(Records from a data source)
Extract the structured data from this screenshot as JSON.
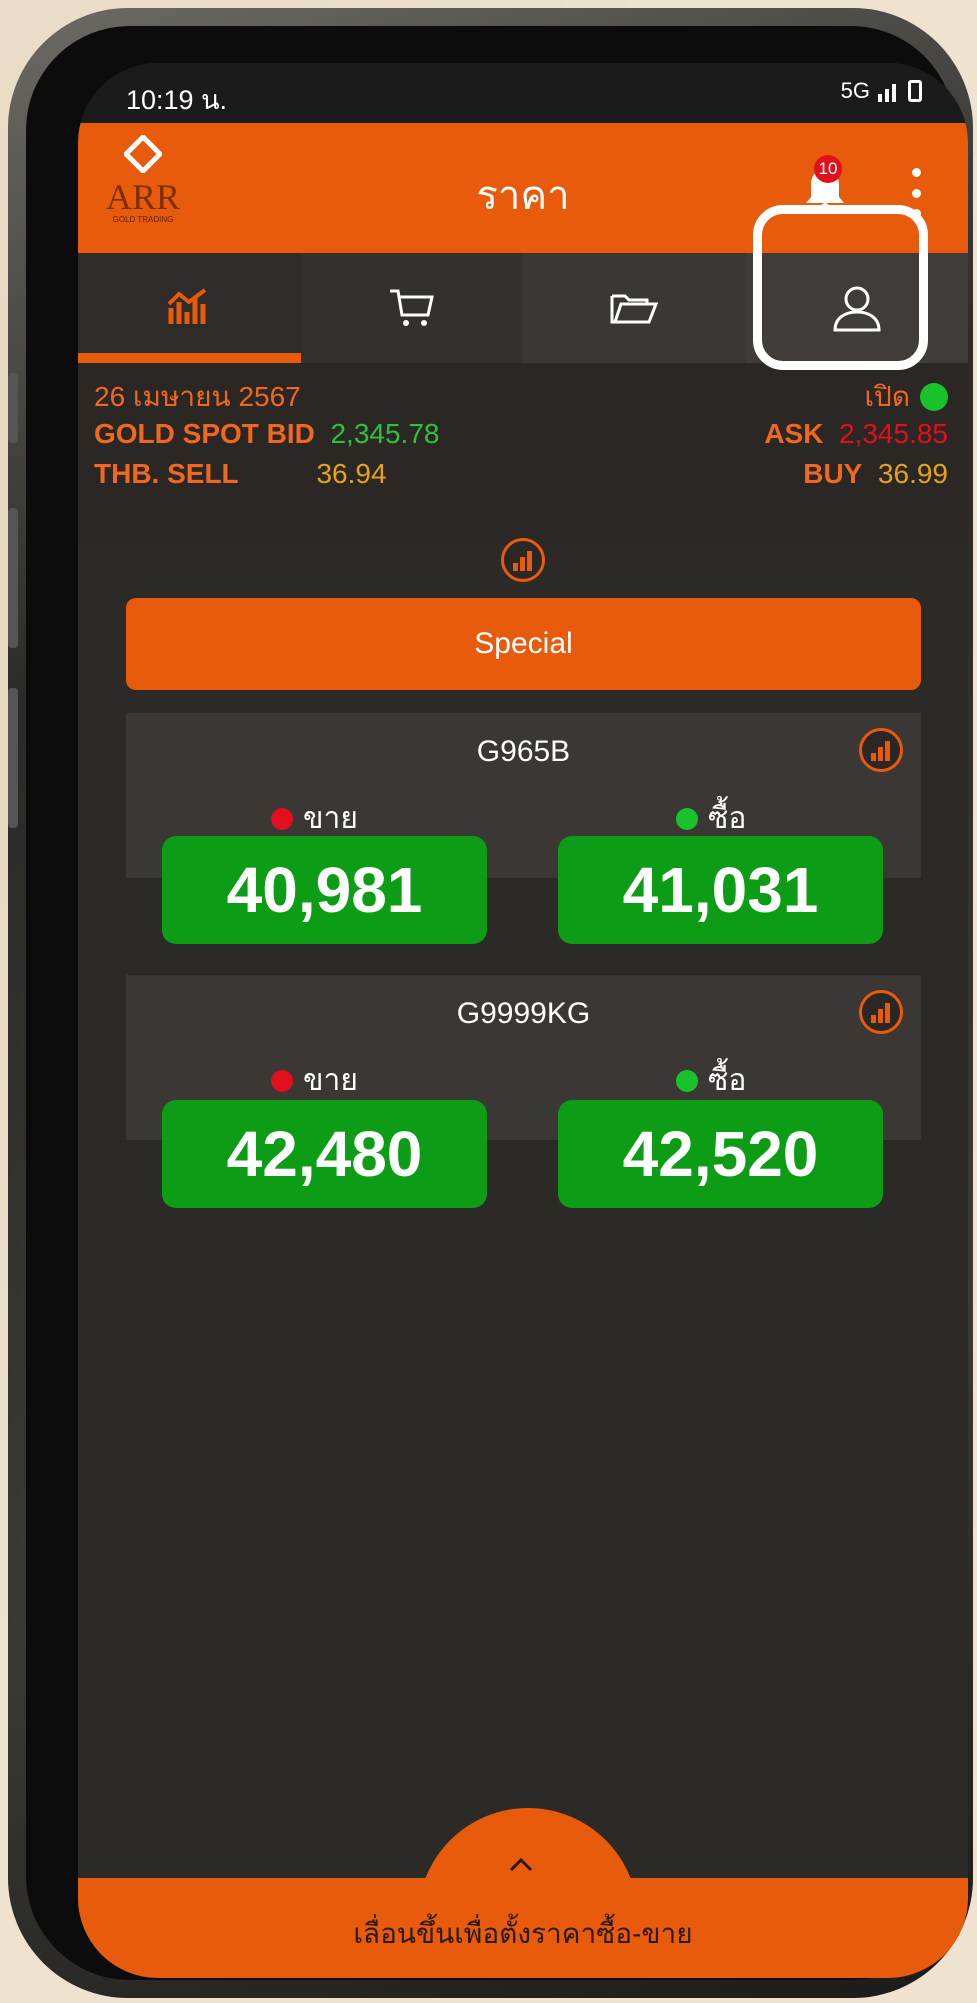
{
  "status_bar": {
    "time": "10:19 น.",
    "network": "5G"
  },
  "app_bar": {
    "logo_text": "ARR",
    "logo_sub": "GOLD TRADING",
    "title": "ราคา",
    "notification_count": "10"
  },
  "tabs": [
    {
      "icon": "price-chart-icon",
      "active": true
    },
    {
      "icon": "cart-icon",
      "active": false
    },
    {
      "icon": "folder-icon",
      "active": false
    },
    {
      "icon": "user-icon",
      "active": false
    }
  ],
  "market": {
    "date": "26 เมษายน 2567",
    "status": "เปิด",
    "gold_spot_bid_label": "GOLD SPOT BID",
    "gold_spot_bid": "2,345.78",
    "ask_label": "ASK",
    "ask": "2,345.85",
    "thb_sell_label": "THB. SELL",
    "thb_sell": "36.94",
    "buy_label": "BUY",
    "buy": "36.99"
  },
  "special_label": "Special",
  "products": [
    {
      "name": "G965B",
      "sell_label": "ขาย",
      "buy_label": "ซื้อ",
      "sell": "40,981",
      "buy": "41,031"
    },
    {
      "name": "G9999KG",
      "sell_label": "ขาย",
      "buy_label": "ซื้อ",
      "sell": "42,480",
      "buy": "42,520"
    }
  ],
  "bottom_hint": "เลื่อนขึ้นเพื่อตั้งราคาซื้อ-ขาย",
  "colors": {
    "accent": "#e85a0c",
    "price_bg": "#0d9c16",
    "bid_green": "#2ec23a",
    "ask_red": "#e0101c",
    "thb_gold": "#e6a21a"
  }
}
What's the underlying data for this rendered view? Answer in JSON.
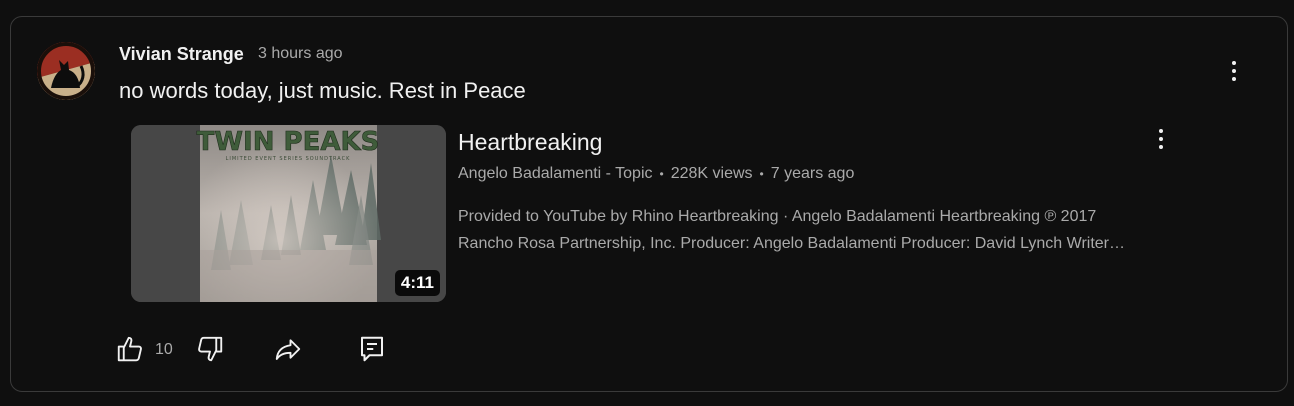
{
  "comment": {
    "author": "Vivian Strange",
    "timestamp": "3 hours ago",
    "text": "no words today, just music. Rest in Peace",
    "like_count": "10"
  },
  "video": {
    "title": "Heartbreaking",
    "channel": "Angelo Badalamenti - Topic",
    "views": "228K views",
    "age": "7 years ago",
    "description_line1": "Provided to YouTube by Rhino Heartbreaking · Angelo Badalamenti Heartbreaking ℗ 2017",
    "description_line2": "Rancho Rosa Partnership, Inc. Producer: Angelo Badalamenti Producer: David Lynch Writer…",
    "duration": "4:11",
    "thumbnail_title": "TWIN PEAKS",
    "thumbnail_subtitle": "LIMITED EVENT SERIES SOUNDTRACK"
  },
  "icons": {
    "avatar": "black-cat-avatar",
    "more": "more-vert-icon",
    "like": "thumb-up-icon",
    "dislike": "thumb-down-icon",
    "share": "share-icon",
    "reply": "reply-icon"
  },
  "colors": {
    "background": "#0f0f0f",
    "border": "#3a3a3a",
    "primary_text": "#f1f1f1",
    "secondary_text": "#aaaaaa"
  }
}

* Goal of the exercise *
Count the lines of the material that include the word "JSON", then state only the total.

* Solution to this exercise *
2